Task brief: Write out each entry again. Keep every word exactly as it is.

Extracted data:
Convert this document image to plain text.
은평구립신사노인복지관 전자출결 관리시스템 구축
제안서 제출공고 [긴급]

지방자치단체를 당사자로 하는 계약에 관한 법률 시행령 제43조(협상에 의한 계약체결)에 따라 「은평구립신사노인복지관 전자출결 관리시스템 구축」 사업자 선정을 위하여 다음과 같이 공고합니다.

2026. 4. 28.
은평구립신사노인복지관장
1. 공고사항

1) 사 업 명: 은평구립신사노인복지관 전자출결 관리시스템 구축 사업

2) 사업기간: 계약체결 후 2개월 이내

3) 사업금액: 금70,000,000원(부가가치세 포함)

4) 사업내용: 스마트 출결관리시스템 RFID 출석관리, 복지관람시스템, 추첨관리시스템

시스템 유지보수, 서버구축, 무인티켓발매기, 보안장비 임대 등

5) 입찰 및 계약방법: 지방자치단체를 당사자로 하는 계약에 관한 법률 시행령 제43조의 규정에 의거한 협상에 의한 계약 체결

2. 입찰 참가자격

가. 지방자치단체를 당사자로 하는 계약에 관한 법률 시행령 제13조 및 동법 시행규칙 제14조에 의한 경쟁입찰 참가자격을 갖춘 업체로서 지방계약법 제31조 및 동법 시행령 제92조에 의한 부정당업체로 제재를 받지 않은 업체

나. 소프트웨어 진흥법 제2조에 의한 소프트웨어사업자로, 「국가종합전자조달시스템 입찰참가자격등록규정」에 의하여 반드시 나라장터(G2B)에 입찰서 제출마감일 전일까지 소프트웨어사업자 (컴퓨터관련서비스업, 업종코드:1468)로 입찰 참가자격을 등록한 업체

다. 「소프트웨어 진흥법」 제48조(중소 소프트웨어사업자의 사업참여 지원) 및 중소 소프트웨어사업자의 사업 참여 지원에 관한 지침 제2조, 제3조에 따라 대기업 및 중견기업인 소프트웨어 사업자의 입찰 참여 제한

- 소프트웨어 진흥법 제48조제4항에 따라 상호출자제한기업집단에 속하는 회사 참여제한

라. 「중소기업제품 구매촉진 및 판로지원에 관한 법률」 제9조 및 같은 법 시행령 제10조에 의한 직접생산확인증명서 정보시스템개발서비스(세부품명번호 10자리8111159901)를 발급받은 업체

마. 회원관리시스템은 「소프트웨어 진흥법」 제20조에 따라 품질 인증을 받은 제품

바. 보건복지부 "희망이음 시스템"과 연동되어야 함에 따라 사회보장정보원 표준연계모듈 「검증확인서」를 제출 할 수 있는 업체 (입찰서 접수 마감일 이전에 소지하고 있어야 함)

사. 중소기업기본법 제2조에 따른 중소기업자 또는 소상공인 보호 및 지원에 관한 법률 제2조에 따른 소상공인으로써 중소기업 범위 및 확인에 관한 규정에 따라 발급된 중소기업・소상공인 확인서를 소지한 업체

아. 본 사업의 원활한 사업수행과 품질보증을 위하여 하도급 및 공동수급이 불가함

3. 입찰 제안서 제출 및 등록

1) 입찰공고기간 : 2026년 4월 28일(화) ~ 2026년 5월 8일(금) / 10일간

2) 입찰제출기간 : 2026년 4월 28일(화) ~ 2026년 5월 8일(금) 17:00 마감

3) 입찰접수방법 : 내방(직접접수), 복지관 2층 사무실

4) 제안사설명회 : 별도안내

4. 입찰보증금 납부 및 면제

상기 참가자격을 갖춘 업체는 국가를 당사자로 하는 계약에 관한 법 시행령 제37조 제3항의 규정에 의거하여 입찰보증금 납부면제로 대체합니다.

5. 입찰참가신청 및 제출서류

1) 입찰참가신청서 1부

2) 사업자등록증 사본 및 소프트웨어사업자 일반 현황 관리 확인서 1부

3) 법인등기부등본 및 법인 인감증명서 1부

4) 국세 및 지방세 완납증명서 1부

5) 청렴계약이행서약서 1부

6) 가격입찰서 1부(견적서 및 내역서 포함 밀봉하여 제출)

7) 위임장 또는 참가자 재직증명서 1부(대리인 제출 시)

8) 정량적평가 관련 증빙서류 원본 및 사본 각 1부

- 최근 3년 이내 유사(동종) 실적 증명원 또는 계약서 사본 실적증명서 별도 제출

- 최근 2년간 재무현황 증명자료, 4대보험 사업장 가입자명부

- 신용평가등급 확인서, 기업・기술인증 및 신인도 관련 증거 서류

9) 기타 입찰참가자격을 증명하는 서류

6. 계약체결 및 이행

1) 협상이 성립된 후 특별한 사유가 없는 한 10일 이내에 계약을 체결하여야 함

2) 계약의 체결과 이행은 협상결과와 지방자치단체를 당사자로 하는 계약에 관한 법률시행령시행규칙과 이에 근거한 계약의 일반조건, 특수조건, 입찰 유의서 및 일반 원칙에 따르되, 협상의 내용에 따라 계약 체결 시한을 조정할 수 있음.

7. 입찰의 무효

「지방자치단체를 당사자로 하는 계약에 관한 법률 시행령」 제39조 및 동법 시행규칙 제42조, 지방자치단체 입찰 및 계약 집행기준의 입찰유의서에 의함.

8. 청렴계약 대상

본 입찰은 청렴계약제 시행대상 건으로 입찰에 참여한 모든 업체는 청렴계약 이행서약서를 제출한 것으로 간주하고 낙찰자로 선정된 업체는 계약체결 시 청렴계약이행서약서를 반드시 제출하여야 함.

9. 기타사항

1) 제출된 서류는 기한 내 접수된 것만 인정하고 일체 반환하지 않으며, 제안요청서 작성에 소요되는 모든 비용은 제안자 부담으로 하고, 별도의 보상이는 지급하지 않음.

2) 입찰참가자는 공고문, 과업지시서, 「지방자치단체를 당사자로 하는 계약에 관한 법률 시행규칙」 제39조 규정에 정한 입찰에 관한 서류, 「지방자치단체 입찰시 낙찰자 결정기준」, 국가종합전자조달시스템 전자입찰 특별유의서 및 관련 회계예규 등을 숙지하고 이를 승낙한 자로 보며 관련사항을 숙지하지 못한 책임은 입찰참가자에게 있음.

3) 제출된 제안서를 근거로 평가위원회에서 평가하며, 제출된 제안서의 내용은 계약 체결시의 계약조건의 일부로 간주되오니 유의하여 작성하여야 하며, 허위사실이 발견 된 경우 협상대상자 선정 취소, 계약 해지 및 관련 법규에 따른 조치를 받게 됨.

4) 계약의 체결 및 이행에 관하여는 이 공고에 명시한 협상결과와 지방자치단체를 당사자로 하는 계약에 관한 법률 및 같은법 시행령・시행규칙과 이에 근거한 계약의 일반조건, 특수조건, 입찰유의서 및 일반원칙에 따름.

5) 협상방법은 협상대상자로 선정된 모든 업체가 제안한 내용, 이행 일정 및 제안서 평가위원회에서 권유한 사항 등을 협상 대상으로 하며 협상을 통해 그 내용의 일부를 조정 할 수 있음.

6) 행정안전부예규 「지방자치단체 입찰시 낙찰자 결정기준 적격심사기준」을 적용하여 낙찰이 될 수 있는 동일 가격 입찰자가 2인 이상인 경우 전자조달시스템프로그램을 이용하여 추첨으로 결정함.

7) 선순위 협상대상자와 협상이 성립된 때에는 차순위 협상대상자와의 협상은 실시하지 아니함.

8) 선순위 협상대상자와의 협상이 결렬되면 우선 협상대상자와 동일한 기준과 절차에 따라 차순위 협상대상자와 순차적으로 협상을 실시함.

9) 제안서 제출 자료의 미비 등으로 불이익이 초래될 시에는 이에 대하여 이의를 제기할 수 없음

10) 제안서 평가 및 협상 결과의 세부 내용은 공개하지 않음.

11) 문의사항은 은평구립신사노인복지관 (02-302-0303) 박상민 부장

Response to this exercise:
Convert this document image to plain text.
은평구립신사노인복지관 전자출결 관리시스템 구축
제안서 제출공고 [긴급]

지방자치단체를 당사자로 하는 계약에 관한 법률 시행령 제43조(협상에 의한 계약체결)에 따라 「은평구립신사노인복지관 전자출결 관리시스템 구축」 사업자 선정을 위하여 다음과 같이 공고합니다.

2026. 4. 28.
은평구립신사노인복지관장
1. 공고사항

1) 사 업 명: 은평구립신사노인복지관 전자출결 관리시스템 구축 사업

2) 사업기간: 계약체결 후 2개월 이내

3) 사업금액: 금70,000,000원(부가가치세 포함)

4) 사업내용: 스마트 출결관리시스템 RFID 출석관리, 복지관람시스템, 추첨관리시스템

시스템 유지보수, 서버구축, 무인티켓발매기, 보안장비 임대 등

5) 입찰 및 계약방법: 지방자치단체를 당사자로 하는 계약에 관한 법률 시행령 제43조의 규정에 의거한 협상에 의한 계약 체결

2. 입찰 참가자격

가. 지방자치단체를 당사자로 하는 계약에 관한 법률 시행령 제13조 및 동법 시행규칙 제14조에 의한 경쟁입찰 참가자격을 갖춘 업체로서 지방계약법 제31조 및 동법 시행령 제92조에 의한 부정당업체로 제재를 받지 않은 업체

나. 소프트웨어 진흥법 제2조에 의한 소프트웨어사업자로, 「국가종합전자조달시스템 입찰참가자격등록규정」에 의하여 반드시 나라장터(G2B)에 입찰서 제출마감일 전일까지 소프트웨어사업자 (컴퓨터관련서비스업, 업종코드:1468)로 입찰 참가자격을 등록한 업체

다. 「소프트웨어 진흥법」 제48조(중소 소프트웨어사업자의 사업참여 지원) 및 중소 소프트웨어사업자의 사업 참여 지원에 관한 지침 제2조, 제3조에 따라 대기업 및 중견기업인 소프트웨어 사업자의 입찰 참여 제한

- 소프트웨어 진흥법 제48조제4항에 따라 상호출자제한기업집단에 속하는 회사 참여제한

라. 「중소기업제품 구매촉진 및 판로지원에 관한 법률」 제9조 및 같은 법 시행령 제10조에 의한 직접생산확인증명서 정보시스템개발서비스(세부품명번호 10자리8111159901)를 발급받은 업체

마. 회원관리시스템은 「소프트웨어 진흥법」 제20조에 따라 품질 인증을 받은 제품

바. 보건복지부 "희망이음 시스템"과 연동되어야 함에 따라 사회보장정보원 표준연계모듈 「검증확인서」를 제출 할 수 있는 업체 (입찰서 접수 마감일 이전에 소지하고 있어야 함)

사. 중소기업기본법 제2조에 따른 중소기업자 또는 소상공인 보호 및 지원에 관한 법률 제2조에 따른 소상공인으로써 중소기업 범위 및 확인에 관한 규정에 따라 발급된 중소기업・소상공인 확인서를 소지한 업체

아. 본 사업의 원활한 사업수행과 품질보증을 위하여 하도급 및 공동수급이 불가함

3. 입찰 제안서 제출 및 등록

1) 입찰공고기간 : 2026년 4월 28일(화) ~ 2026년 5월 8일(금) / 10일간

2) 입찰제출기간 : 2026년 4월 28일(화) ~ 2026년 5월 8일(금) 17:00 마감

3) 입찰접수방법 : 내방(직접접수), 복지관 2층 사무실

4) 제안사설명회 : 별도안내

4. 입찰보증금 납부 및 면제

상기 참가자격을 갖춘 업체는 국가를 당사자로 하는 계약에 관한 법 시행령 제37조 제3항의 규정에 의거하여 입찰보증금 납부면제로 대체합니다.

5. 입찰참가신청 및 제출서류

1) 입찰참가신청서 1부

2) 사업자등록증 사본 및 소프트웨어사업자 일반 현황 관리 확인서 1부

3) 법인등기부등본 및 법인 인감증명서 1부

4) 국세 및 지방세 완납증명서 1부

5) 청렴계약이행서약서 1부

6) 가격입찰서 1부(견적서 및 내역서 포함 밀봉하여 제출)

7) 위임장 또는 참가자 재직증명서 1부(대리인 제출 시)

8) 정량적평가 관련 증빙서류 원본 및 사본 각 1부

- 최근 3년 이내 유사(동종) 실적 증명원 또는 계약서 사본 실적증명서 별도 제출

- 최근 2년간 재무현황 증명자료, 4대보험 사업장 가입자명부

- 신용평가등급 확인서, 기업・기술인증 및 신인도 관련 증거 서류

9) 기타 입찰참가자격을 증명하는 서류

6. 계약체결 및 이행

1) 협상이 성립된 후 특별한 사유가 없는 한 10일 이내에 계약을 체결하여야 함

2) 계약의 체결과 이행은 협상결과와 지방자치단체를 당사자로 하는 계약에 관한 법률시행령시행규칙과 이에 근거한 계약의 일반조건, 특수조건, 입찰 유의서 및 일반 원칙에 따르되, 협상의 내용에 따라 계약 체결 시한을 조정할 수 있음.

7. 입찰의 무효

「지방자치단체를 당사자로 하는 계약에 관한 법률 시행령」 제39조 및 동법 시행규칙 제42조, 지방자치단체 입찰 및 계약 집행기준의 입찰유의서에 의함.

8. 청렴계약 대상

본 입찰은 청렴계약제 시행대상 건으로 입찰에 참여한 모든 업체는 청렴계약 이행서약서를 제출한 것으로 간주하고 낙찰자로 선정된 업체는 계약체결 시 청렴계약이행서약서를 반드시 제출하여야 함.

9. 기타사항

1) 제출된 서류는 기한 내 접수된 것만 인정하고 일체 반환하지 않으며, 제안요청서 작성에 소요되는 모든 비용은 제안자 부담으로 하고, 별도의 보상이는 지급하지 않음.

2) 입찰참가자는 공고문, 과업지시서, 「지방자치단체를 당사자로 하는 계약에 관한 법률 시행규칙」 제39조 규정에 정한 입찰에 관한 서류, 「지방자치단체 입찰시 낙찰자 결정기준」, 국가종합전자조달시스템 전자입찰 특별유의서 및 관련 회계예규 등을 숙지하고 이를 승낙한 자로 보며 관련사항을 숙지하지 못한 책임은 입찰참가자에게 있음.

3) 제출된 제안서를 근거로 평가위원회에서 평가하며, 제출된 제안서의 내용은 계약 체결시의 계약조건의 일부로 간주되오니 유의하여 작성하여야 하며, 허위사실이 발견 된 경우 협상대상자 선정 취소, 계약 해지 및 관련 법규에 따른 조치를 받게 됨.

4) 계약의 체결 및 이행에 관하여는 이 공고에 명시한 협상결과와 지방자치단체를 당사자로 하는 계약에 관한 법률 및 같은법 시행령・시행규칙과 이에 근거한 계약의 일반조건, 특수조건, 입찰유의서 및 일반원칙에 따름.

5) 협상방법은 협상대상자로 선정된 모든 업체가 제안한 내용, 이행 일정 및 제안서 평가위원회에서 권유한 사항 등을 협상 대상으로 하며 협상을 통해 그 내용의 일부를 조정 할 수 있음.

6) 행정안전부예규 「지방자치단체 입찰시 낙찰자 결정기준 적격심사기준」을 적용하여 낙찰이 될 수 있는 동일 가격 입찰자가 2인 이상인 경우 전자조달시스템프로그램을 이용하여 추첨으로 결정함.

7) 선순위 협상대상자와 협상이 성립된 때에는 차순위 협상대상자와의 협상은 실시하지 아니함.

8) 선순위 협상대상자와의 협상이 결렬되면 우선 협상대상자와 동일한 기준과 절차에 따라 차순위 협상대상자와 순차적으로 협상을 실시함.

9) 제안서 제출 자료의 미비 등으로 불이익이 초래될 시에는 이에 대하여 이의를 제기할 수 없음

10) 제안서 평가 및 협상 결과의 세부 내용은 공개하지 않음.

11) 문의사항은 은평구립신사노인복지관 (02-302-0303) 박상민 부장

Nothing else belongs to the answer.